> **WRITTEN TASK**
Copy each entry as it stands, leaving nothing out.

> **DATA LISTING**
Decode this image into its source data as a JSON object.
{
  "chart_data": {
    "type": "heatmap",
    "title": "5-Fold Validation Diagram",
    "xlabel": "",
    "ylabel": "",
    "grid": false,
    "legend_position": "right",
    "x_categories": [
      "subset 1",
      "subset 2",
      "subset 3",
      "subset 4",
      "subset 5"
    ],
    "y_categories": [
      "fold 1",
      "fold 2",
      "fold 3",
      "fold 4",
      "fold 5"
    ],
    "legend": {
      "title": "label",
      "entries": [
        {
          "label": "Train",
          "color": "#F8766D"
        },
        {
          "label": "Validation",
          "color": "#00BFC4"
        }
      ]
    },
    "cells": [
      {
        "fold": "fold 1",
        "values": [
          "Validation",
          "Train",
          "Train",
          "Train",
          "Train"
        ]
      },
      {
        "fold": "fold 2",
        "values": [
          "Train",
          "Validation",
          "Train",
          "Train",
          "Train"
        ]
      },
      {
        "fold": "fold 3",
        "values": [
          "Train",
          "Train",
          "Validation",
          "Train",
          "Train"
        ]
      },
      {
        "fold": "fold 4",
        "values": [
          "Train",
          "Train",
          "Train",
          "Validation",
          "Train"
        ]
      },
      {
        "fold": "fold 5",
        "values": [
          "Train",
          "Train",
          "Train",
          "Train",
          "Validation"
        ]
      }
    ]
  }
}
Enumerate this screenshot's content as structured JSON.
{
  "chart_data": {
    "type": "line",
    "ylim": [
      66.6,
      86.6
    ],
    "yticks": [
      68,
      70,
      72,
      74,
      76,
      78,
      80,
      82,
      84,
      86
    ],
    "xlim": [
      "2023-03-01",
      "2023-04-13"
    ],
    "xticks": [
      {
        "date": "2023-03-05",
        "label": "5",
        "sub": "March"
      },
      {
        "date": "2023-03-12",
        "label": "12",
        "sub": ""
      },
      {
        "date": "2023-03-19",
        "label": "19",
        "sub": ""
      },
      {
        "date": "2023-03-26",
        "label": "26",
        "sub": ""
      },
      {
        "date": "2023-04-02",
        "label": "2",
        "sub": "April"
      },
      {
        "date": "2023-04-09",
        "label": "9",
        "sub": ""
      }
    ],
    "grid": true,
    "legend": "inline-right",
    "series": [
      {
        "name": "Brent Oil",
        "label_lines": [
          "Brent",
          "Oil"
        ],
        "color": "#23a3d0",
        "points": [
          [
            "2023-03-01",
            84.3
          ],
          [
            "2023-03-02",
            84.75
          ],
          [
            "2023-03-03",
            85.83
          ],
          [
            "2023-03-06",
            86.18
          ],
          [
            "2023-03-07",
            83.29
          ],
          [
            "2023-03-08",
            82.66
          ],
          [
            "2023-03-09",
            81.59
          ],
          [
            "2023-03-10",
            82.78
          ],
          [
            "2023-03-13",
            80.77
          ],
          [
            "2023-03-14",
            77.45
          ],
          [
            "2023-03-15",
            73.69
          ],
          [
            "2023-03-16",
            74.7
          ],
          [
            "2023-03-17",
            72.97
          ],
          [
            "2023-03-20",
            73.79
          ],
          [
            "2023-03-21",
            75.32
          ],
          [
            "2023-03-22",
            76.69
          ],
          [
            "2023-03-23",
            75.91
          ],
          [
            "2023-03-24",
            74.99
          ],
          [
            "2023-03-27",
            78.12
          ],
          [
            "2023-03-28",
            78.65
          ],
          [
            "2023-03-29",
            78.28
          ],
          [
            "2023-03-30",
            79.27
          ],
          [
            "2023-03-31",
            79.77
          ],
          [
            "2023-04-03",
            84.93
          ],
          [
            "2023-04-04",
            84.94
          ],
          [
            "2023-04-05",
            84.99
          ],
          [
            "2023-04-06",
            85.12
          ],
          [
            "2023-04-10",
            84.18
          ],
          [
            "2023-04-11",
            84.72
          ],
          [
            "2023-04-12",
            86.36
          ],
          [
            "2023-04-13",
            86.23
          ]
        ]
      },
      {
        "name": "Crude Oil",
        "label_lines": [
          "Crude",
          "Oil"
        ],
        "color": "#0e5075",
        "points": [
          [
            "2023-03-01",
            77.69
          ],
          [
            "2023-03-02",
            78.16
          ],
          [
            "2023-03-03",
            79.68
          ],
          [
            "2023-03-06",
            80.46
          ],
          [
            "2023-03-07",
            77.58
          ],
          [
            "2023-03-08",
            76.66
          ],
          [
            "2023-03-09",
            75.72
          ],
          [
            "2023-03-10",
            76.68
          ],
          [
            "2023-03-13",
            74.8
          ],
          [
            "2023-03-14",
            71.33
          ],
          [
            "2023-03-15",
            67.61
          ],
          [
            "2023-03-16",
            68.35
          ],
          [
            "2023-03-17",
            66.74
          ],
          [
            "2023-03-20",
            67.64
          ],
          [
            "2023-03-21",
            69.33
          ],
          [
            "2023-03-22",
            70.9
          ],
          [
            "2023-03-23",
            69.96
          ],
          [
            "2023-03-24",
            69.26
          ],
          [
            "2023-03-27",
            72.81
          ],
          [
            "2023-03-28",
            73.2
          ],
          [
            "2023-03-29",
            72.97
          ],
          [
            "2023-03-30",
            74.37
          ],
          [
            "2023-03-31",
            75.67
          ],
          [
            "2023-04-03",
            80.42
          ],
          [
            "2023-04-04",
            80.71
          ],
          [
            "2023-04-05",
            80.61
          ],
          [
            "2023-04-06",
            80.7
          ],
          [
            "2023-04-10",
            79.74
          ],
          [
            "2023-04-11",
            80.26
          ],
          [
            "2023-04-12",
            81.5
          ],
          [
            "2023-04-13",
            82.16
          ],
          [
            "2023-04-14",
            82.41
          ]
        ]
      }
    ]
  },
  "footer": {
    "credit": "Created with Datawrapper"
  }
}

> **COMPLETE RESPONSE**
Decode this image into its source data as a JSON object.
{
  "chart_data": {
    "type": "heatmap",
    "title": "5-Fold Validation Diagram",
    "xlabel": "",
    "ylabel": "",
    "grid": false,
    "legend_position": "right",
    "x_categories": [
      "subset 1",
      "subset 2",
      "subset 3",
      "subset 4",
      "subset 5"
    ],
    "y_categories": [
      "fold 1",
      "fold 2",
      "fold 3",
      "fold 4",
      "fold 5"
    ],
    "legend": {
      "title": "label",
      "entries": [
        {
          "label": "Train",
          "color": "#F8766D"
        },
        {
          "label": "Validation",
          "color": "#00BFC4"
        }
      ]
    },
    "cells": [
      {
        "fold": "fold 1",
        "values": [
          "Validation",
          "Train",
          "Train",
          "Train",
          "Train"
        ]
      },
      {
        "fold": "fold 2",
        "values": [
          "Train",
          "Validation",
          "Train",
          "Train",
          "Train"
        ]
      },
      {
        "fold": "fold 3",
        "values": [
          "Train",
          "Train",
          "Validation",
          "Train",
          "Train"
        ]
      },
      {
        "fold": "fold 4",
        "values": [
          "Train",
          "Train",
          "Train",
          "Validation",
          "Train"
        ]
      },
      {
        "fold": "fold 5",
        "values": [
          "Train",
          "Train",
          "Train",
          "Train",
          "Validation"
        ]
      }
    ]
  }
}
Enumerate this screenshot's content as structured JSON.
{
  "chart_data": {
    "type": "line",
    "ylim": [
      66.6,
      86.6
    ],
    "yticks": [
      68,
      70,
      72,
      74,
      76,
      78,
      80,
      82,
      84,
      86
    ],
    "xlim": [
      "2023-03-01",
      "2023-04-13"
    ],
    "xticks": [
      {
        "date": "2023-03-05",
        "label": "5",
        "sub": "March"
      },
      {
        "date": "2023-03-12",
        "label": "12",
        "sub": ""
      },
      {
        "date": "2023-03-19",
        "label": "19",
        "sub": ""
      },
      {
        "date": "2023-03-26",
        "label": "26",
        "sub": ""
      },
      {
        "date": "2023-04-02",
        "label": "2",
        "sub": "April"
      },
      {
        "date": "2023-04-09",
        "label": "9",
        "sub": ""
      }
    ],
    "grid": true,
    "legend": "inline-right",
    "series": [
      {
        "name": "Brent Oil",
        "label_lines": [
          "Brent",
          "Oil"
        ],
        "color": "#23a3d0",
        "points": [
          [
            "2023-03-01",
            84.3
          ],
          [
            "2023-03-02",
            84.75
          ],
          [
            "2023-03-03",
            85.83
          ],
          [
            "2023-03-06",
            86.18
          ],
          [
            "2023-03-07",
            83.29
          ],
          [
            "2023-03-08",
            82.66
          ],
          [
            "2023-03-09",
            81.59
          ],
          [
            "2023-03-10",
            82.78
          ],
          [
            "2023-03-13",
            80.77
          ],
          [
            "2023-03-14",
            77.45
          ],
          [
            "2023-03-15",
            73.69
          ],
          [
            "2023-03-16",
            74.7
          ],
          [
            "2023-03-17",
            72.97
          ],
          [
            "2023-03-20",
            73.79
          ],
          [
            "2023-03-21",
            75.32
          ],
          [
            "2023-03-22",
            76.69
          ],
          [
            "2023-03-23",
            75.91
          ],
          [
            "2023-03-24",
            74.99
          ],
          [
            "2023-03-27",
            78.12
          ],
          [
            "2023-03-28",
            78.65
          ],
          [
            "2023-03-29",
            78.28
          ],
          [
            "2023-03-30",
            79.27
          ],
          [
            "2023-03-31",
            79.77
          ],
          [
            "2023-04-03",
            84.93
          ],
          [
            "2023-04-04",
            84.94
          ],
          [
            "2023-04-05",
            84.99
          ],
          [
            "2023-04-06",
            85.12
          ],
          [
            "2023-04-10",
            84.18
          ],
          [
            "2023-04-11",
            84.72
          ],
          [
            "2023-04-12",
            86.36
          ],
          [
            "2023-04-13",
            86.23
          ]
        ]
      },
      {
        "name": "Crude Oil",
        "label_lines": [
          "Crude",
          "Oil"
        ],
        "color": "#0e5075",
        "points": [
          [
            "2023-03-01",
            77.69
          ],
          [
            "2023-03-02",
            78.16
          ],
          [
            "2023-03-03",
            79.68
          ],
          [
            "2023-03-06",
            80.46
          ],
          [
            "2023-03-07",
            77.58
          ],
          [
            "2023-03-08",
            76.66
          ],
          [
            "2023-03-09",
            75.72
          ],
          [
            "2023-03-10",
            76.68
          ],
          [
            "2023-03-13",
            74.8
          ],
          [
            "2023-03-14",
            71.33
          ],
          [
            "2023-03-15",
            67.61
          ],
          [
            "2023-03-16",
            68.35
          ],
          [
            "2023-03-17",
            66.74
          ],
          [
            "2023-03-20",
            67.64
          ],
          [
            "2023-03-21",
            69.33
          ],
          [
            "2023-03-22",
            70.9
          ],
          [
            "2023-03-23",
            69.96
          ],
          [
            "2023-03-24",
            69.26
          ],
          [
            "2023-03-27",
            72.81
          ],
          [
            "2023-03-28",
            73.2
          ],
          [
            "2023-03-29",
            72.97
          ],
          [
            "2023-03-30",
            74.37
          ],
          [
            "2023-03-31",
            75.67
          ],
          [
            "2023-04-03",
            80.42
          ],
          [
            "2023-04-04",
            80.71
          ],
          [
            "2023-04-05",
            80.61
          ],
          [
            "2023-04-06",
            80.7
          ],
          [
            "2023-04-10",
            79.74
          ],
          [
            "2023-04-11",
            80.26
          ],
          [
            "2023-04-12",
            81.5
          ],
          [
            "2023-04-13",
            82.16
          ],
          [
            "2023-04-14",
            82.41
          ]
        ]
      }
    ]
  },
  "footer": {
    "credit": "Created with Datawrapper"
  }
}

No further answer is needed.